Une bonne partie de ce texte vient d’un document plus court soumis à différents éditeurs au moment du lancement du livre Trop tard en novembre dernier. Le texte n’a pas été retenu et il me paraît opportun de le publier moi-même ici.
La décision de TransCanada d’abandonner la construction du pipeline Énergie Est (comme par ailleurs celle d’abandonner l’exploitation sur Anticosti…) ne devrait pas constituer une grande surprise. Si l’opposition citoyenne au projet l’avait évidemment rendu problématique, il était aussi clair qu’il était devenu pour la compagnie une source de grande préoccupation sur le plan financier, ce qu’une connaissance des enjeux économiques en cause aurait permis d’entrevoir. Voir par exemple cet article de l’automne dernier dans Alternatives Journal. Or, l’ensemble de la classe politique qui est intervenu (et qui intervient toujours) dans le dossier pétrolier affiche curieusement un manque de connaissances de ces enjeux.
Pétrole conventionnel, pétrole non conventionnel
De leur coté, les entreprises pétrolières ne semblent pas prendre la pleine mesure des défis. Les grandes agences internationales de l’énergie reconnaissent certes que la production du pétrole «conventionnel» va subir un déclin précipité d’ici une quinzaine d’années (à moins de nouvelles découvertes finalement imaginaires), avec un épuisement progressif mais rapide de ce qui reste des énormes réserves conventionnelles qui ont propulsé l’économie mondiale depuis près de cent ans. Mais on peine à reconnaître le fait que le potentiel du pétrole et des autres énergies fossiles dites «non conventionnelles» – le pétrole et le gaz de schiste, les gisements exploités en eaux très profondes, les sables bitumineux – est insuffisant pour compenser le déclin du conventionnel.

___

## DEMANDE ÉCRITE 1
Dresse la liste des énergies fossiles « non conventionnelles » que mentionne le texte sur le pétrole.
## DEMANDE ÉCRITE 2
Recopie tel quel le passage du texte sur le pétrole qui va de « La décision de » à « de ces enjeux. ».
Les enregistrements n'apportent rien d'utile ici.

## DONNÉES ENREGISTRÉES
___

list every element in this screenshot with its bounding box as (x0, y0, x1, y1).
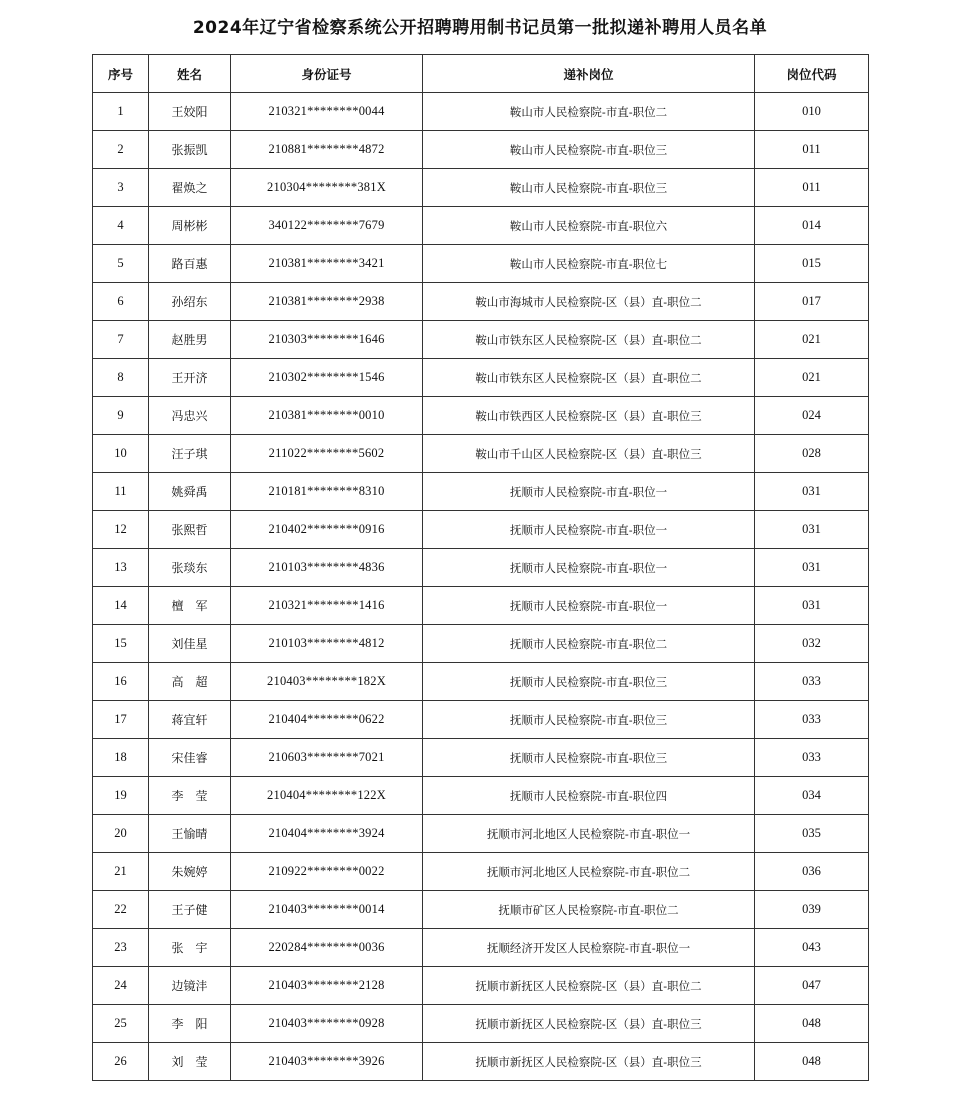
cell-id-number: 210321********0044 (231, 93, 423, 131)
cell-id-number: 210381********0010 (231, 397, 423, 435)
cell-code: 033 (755, 701, 869, 739)
cell-position: 鞍山市人民检察院-市直-职位三 (423, 131, 755, 169)
cell-no: 3 (93, 169, 149, 207)
cell-position: 抚顺市人民检察院-市直-职位三 (423, 701, 755, 739)
cell-name: 刘 莹 (149, 1043, 231, 1081)
cell-id-number: 210881********4872 (231, 131, 423, 169)
table-row (93, 549, 869, 587)
cell-code: 011 (755, 131, 869, 169)
cell-no: 7 (93, 321, 149, 359)
cell-name: 王开济 (149, 359, 231, 397)
cell-code: 021 (755, 321, 869, 359)
cell-code: 036 (755, 853, 869, 891)
table-row (93, 207, 869, 245)
table-row (93, 473, 869, 511)
table-row (93, 777, 869, 815)
cell-code: 039 (755, 891, 869, 929)
cell-code: 028 (755, 435, 869, 473)
header-id-number: 身份证号 (231, 55, 423, 93)
cell-position: 鞍山市人民检察院-市直-职位三 (423, 169, 755, 207)
cell-id-number: 210103********4812 (231, 625, 423, 663)
cell-name: 赵胜男 (149, 321, 231, 359)
cell-position: 鞍山市千山区人民检察院-区（县）直-职位三 (423, 435, 755, 473)
cell-position: 抚顺市人民检察院-市直-职位一 (423, 587, 755, 625)
cell-position: 鞍山市人民检察院-市直-职位二 (423, 93, 755, 131)
cell-id-number: 210403********0014 (231, 891, 423, 929)
table-row (93, 815, 869, 853)
cell-id-number: 220284********0036 (231, 929, 423, 967)
cell-no: 1 (93, 93, 149, 131)
cell-id-number: 210381********2938 (231, 283, 423, 321)
cell-no: 10 (93, 435, 149, 473)
cell-no: 20 (93, 815, 149, 853)
cell-no: 12 (93, 511, 149, 549)
table-row (93, 739, 869, 777)
cell-id-number: 210403********0928 (231, 1005, 423, 1043)
cell-code: 033 (755, 663, 869, 701)
cell-no: 8 (93, 359, 149, 397)
header-no: 序号 (93, 55, 149, 93)
cell-position: 抚顺市人民检察院-市直-职位一 (423, 511, 755, 549)
cell-no: 26 (93, 1043, 149, 1081)
table-row (93, 321, 869, 359)
cell-id-number: 210404********122X (231, 777, 423, 815)
cell-code: 024 (755, 397, 869, 435)
cell-no: 23 (93, 929, 149, 967)
cell-name: 蒋宜轩 (149, 701, 231, 739)
cell-code: 031 (755, 549, 869, 587)
cell-name: 宋佳睿 (149, 739, 231, 777)
cell-id-number: 211022********5602 (231, 435, 423, 473)
table-row (93, 929, 869, 967)
cell-position: 抚顺市人民检察院-市直-职位三 (423, 739, 755, 777)
cell-code: 035 (755, 815, 869, 853)
cell-no: 21 (93, 853, 149, 891)
cell-name: 刘佳星 (149, 625, 231, 663)
cell-position: 鞍山市海城市人民检察院-区（县）直-职位二 (423, 283, 755, 321)
cell-no: 13 (93, 549, 149, 587)
cell-no: 22 (93, 891, 149, 929)
cell-no: 24 (93, 967, 149, 1005)
cell-name: 李 莹 (149, 777, 231, 815)
cell-position: 抚顺市矿区人民检察院-市直-职位二 (423, 891, 755, 929)
cell-name: 张熙哲 (149, 511, 231, 549)
table-row (93, 967, 869, 1005)
cell-position: 抚顺市河北地区人民检察院-市直-职位一 (423, 815, 755, 853)
table-row (93, 625, 869, 663)
cell-id-number: 340122********7679 (231, 207, 423, 245)
cell-position: 抚顺市人民检察院-市直-职位一 (423, 473, 755, 511)
cell-name: 王子健 (149, 891, 231, 929)
cell-id-number: 210404********0622 (231, 701, 423, 739)
cell-id-number: 210403********2128 (231, 967, 423, 1005)
table-row (93, 853, 869, 891)
cell-position: 抚顺市新抚区人民检察院-区（县）直-职位二 (423, 967, 755, 1005)
cell-name: 孙绍东 (149, 283, 231, 321)
cell-name: 边镜沣 (149, 967, 231, 1005)
header-row (93, 55, 869, 93)
cell-position: 抚顺市河北地区人民检察院-市直-职位二 (423, 853, 755, 891)
cell-code: 032 (755, 625, 869, 663)
table-row (93, 359, 869, 397)
table-row (93, 435, 869, 473)
cell-code: 021 (755, 359, 869, 397)
cell-code: 033 (755, 739, 869, 777)
cell-position: 鞍山市人民检察院-市直-职位七 (423, 245, 755, 283)
cell-code: 015 (755, 245, 869, 283)
cell-id-number: 210181********8310 (231, 473, 423, 511)
table-row (93, 511, 869, 549)
cell-name: 周彬彬 (149, 207, 231, 245)
cell-id-number: 210403********182X (231, 663, 423, 701)
cell-code: 047 (755, 967, 869, 1005)
cell-no: 18 (93, 739, 149, 777)
cell-name: 高 超 (149, 663, 231, 701)
cell-name: 朱婉婷 (149, 853, 231, 891)
cell-id-number: 210404********3924 (231, 815, 423, 853)
table-row (93, 397, 869, 435)
cell-no: 14 (93, 587, 149, 625)
cell-code: 048 (755, 1043, 869, 1081)
cell-no: 15 (93, 625, 149, 663)
table-row (93, 245, 869, 283)
page-title: 2024年辽宁省检察系统公开招聘聘用制书记员第一批拟递补聘用人员名单 (192, 18, 768, 38)
cell-no: 19 (93, 777, 149, 815)
table-row (93, 587, 869, 625)
cell-code: 014 (755, 207, 869, 245)
cell-no: 9 (93, 397, 149, 435)
cell-id-number: 210381********3421 (231, 245, 423, 283)
cell-name: 冯忠兴 (149, 397, 231, 435)
cell-id-number: 210103********4836 (231, 549, 423, 587)
table-row (93, 1043, 869, 1081)
cell-position: 抚顺市人民检察院-市直-职位二 (423, 625, 755, 663)
cell-name: 路百惠 (149, 245, 231, 283)
cell-id-number: 210603********7021 (231, 739, 423, 777)
cell-position: 抚顺市新抚区人民检察院-区（县）直-职位三 (423, 1043, 755, 1081)
table-row (93, 701, 869, 739)
table-row (93, 663, 869, 701)
cell-id-number: 210922********0022 (231, 853, 423, 891)
cell-no: 4 (93, 207, 149, 245)
cell-position: 抚顺经济开发区人民检察院-市直-职位一 (423, 929, 755, 967)
cell-position: 抚顺市人民检察院-市直-职位一 (423, 549, 755, 587)
table-row (93, 283, 869, 321)
table-row (93, 891, 869, 929)
cell-position: 抚顺市人民检察院-市直-职位三 (423, 663, 755, 701)
cell-name: 张 宇 (149, 929, 231, 967)
header-code: 岗位代码 (755, 55, 869, 93)
table-row (93, 93, 869, 131)
cell-name: 王愉晴 (149, 815, 231, 853)
cell-code: 048 (755, 1005, 869, 1043)
cell-name: 汪子琪 (149, 435, 231, 473)
cell-no: 11 (93, 473, 149, 511)
roster-body (93, 93, 869, 1081)
cell-code: 034 (755, 777, 869, 815)
cell-no: 17 (93, 701, 149, 739)
cell-position: 抚顺市人民检察院-市直-职位四 (423, 777, 755, 815)
header-name: 姓名 (149, 55, 231, 93)
cell-position: 鞍山市人民检察院-市直-职位六 (423, 207, 755, 245)
cell-name: 张振凯 (149, 131, 231, 169)
header-position: 递补岗位 (423, 55, 755, 93)
cell-code: 011 (755, 169, 869, 207)
cell-id-number: 210403********3926 (231, 1043, 423, 1081)
table-row (93, 169, 869, 207)
cell-position: 鞍山市铁西区人民检察院-区（县）直-职位三 (423, 397, 755, 435)
cell-code: 031 (755, 473, 869, 511)
cell-no: 6 (93, 283, 149, 321)
cell-name: 檀 军 (149, 587, 231, 625)
cell-code: 017 (755, 283, 869, 321)
cell-code: 031 (755, 511, 869, 549)
cell-name: 姚舜禹 (149, 473, 231, 511)
cell-name: 翟焕之 (149, 169, 231, 207)
cell-id-number: 210304********381X (231, 169, 423, 207)
roster-table (92, 54, 869, 1081)
cell-name: 李 阳 (149, 1005, 231, 1043)
cell-code: 031 (755, 587, 869, 625)
cell-name: 张琰东 (149, 549, 231, 587)
table-row (93, 1005, 869, 1043)
cell-position: 鞍山市铁东区人民检察院-区（县）直-职位二 (423, 321, 755, 359)
cell-position: 鞍山市铁东区人民检察院-区（县）直-职位二 (423, 359, 755, 397)
cell-id-number: 210303********1646 (231, 321, 423, 359)
cell-id-number: 210321********1416 (231, 587, 423, 625)
table-row (93, 131, 869, 169)
cell-no: 5 (93, 245, 149, 283)
cell-name: 王姣阳 (149, 93, 231, 131)
cell-no: 16 (93, 663, 149, 701)
cell-code: 043 (755, 929, 869, 967)
cell-no: 25 (93, 1005, 149, 1043)
cell-code: 010 (755, 93, 869, 131)
cell-no: 2 (93, 131, 149, 169)
cell-id-number: 210302********1546 (231, 359, 423, 397)
cell-position: 抚顺市新抚区人民检察院-区（县）直-职位三 (423, 1005, 755, 1043)
cell-id-number: 210402********0916 (231, 511, 423, 549)
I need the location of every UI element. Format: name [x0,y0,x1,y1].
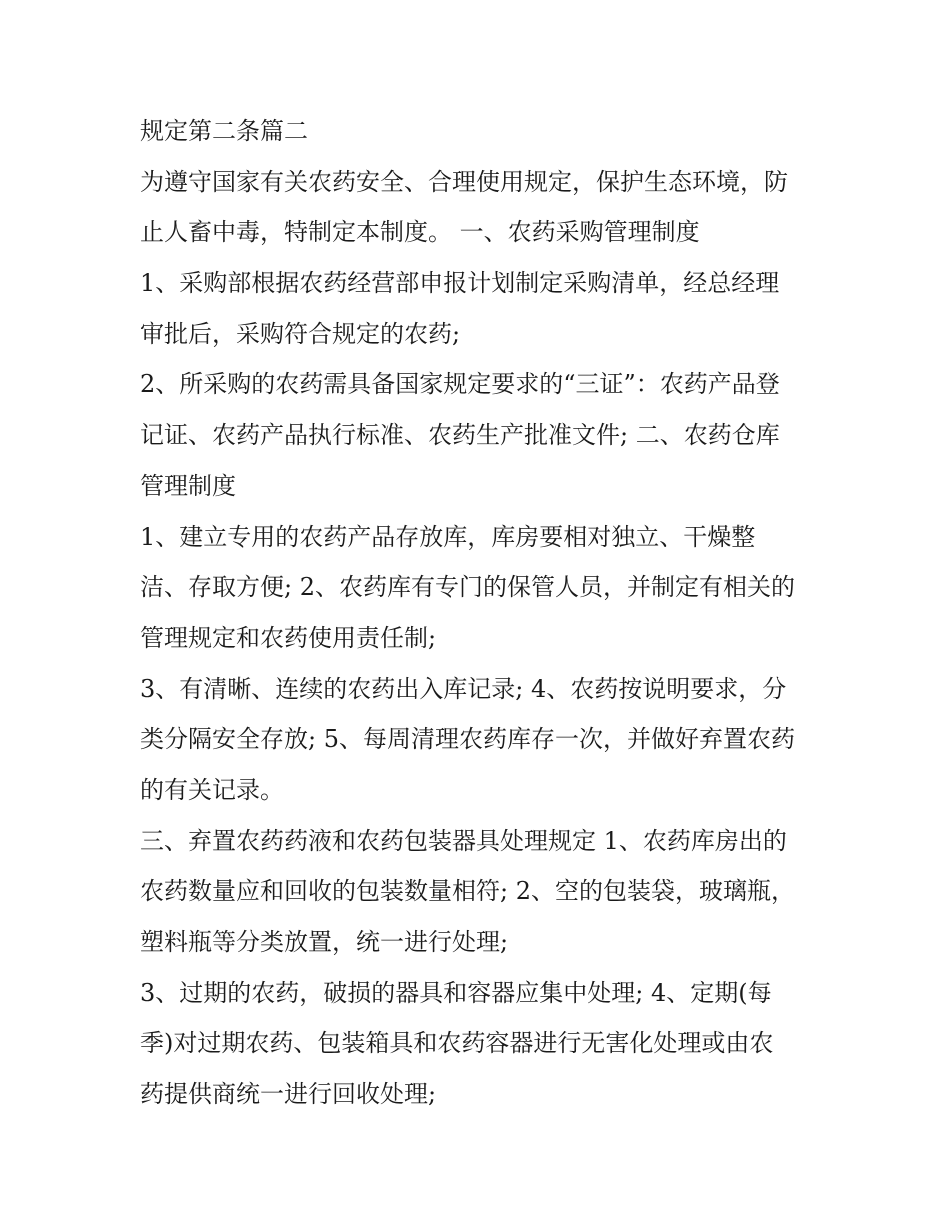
text-line: 1、建立专用的农药产品存放库，库房要相对独立、干燥整 [140,522,756,551]
text-line: 塑料瓶等分类放置，统一进行处理; [140,928,509,956]
text-line: 1、采购部根据农药经营部申报计划制定采购清单，经总经理 [140,269,780,298]
text-line: 季)对过期农药、包装箱具和农药容器进行无害化处理或由农 [140,1029,774,1058]
document-title: 规定第二条篇二 [140,117,308,145]
text-line: 2、所采购的农药需具备国家规定要求的“三证”：农药产品登 [140,370,780,399]
text-line: 类分隔安全存放; 5、每周清理农药库存一次，并做好弃置农药 [140,725,795,754]
text-line: 3、过期的农药，破损的器具和容器应集中处理; 4、定期(每 [140,978,772,1007]
text-line: 为遵守国家有关农药安全、合理使用规定，保护生态环境，防 [140,167,788,196]
text-line: 农药数量应和回收的包装数量相符; 2、空的包装袋，玻璃瓶， [140,877,795,906]
text-line: 止人畜中毒，特制定本制度。 一、农药采购管理制度 [140,218,700,247]
text-line: 3、有清晰、连续的农药出入库记录; 4、农药按说明要求，分 [140,674,787,703]
text-line: 管理规定和农药使用责任制; [140,623,437,652]
text-line: 管理制度 [140,471,236,500]
text-line: 三、弃置农药药液和农药包装器具处理规定 1、农药库房出的 [140,826,787,855]
text-line: 审批后，采购符合规定的农药; [140,319,461,348]
document-body [140,106,820,1120]
text-line: 药提供商统一进行回收处理; [140,1080,437,1109]
text-line: 记证、农药产品执行标准、农药生产批准文件; 二、农药仓库 [140,421,780,450]
text-line: 的有关记录。 [140,775,284,804]
text-line: 洁、存取方便; 2、农药库有专门的保管人员，并制定有相关的 [140,573,795,602]
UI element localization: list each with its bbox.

___

## RÉPONSE COMPLÈTE 1
- le pétrole et le gaz de schiste
- les gisements exploités en eaux très profondes
- les sables bitumineux

## RÉPONSE COMPLÈTE 2
La décision de TransCanada d’abandonner la construction du pipeline Énergie Est (comme par ailleurs celle d’abandonner l’exploitation sur Anticosti…) ne devrait pas constituer une grande surprise. Si l’opposition citoyenne au projet l’avait évidemment rendu problématique, il était aussi clair qu’il était devenu pour la compagnie une source de grande préoccupation sur le plan financier, ce qu’une connaissance des enjeux économiques en cause aurait permis d’entrevoir. Voir par exemple cet article de l’automne dernier dans Alternatives Journal. Or, l’ensemble de la classe politique qui est intervenu (et qui intervient toujours) dans le dossier pétrolier affiche curieusement un manque de connaissances de ces enjeux.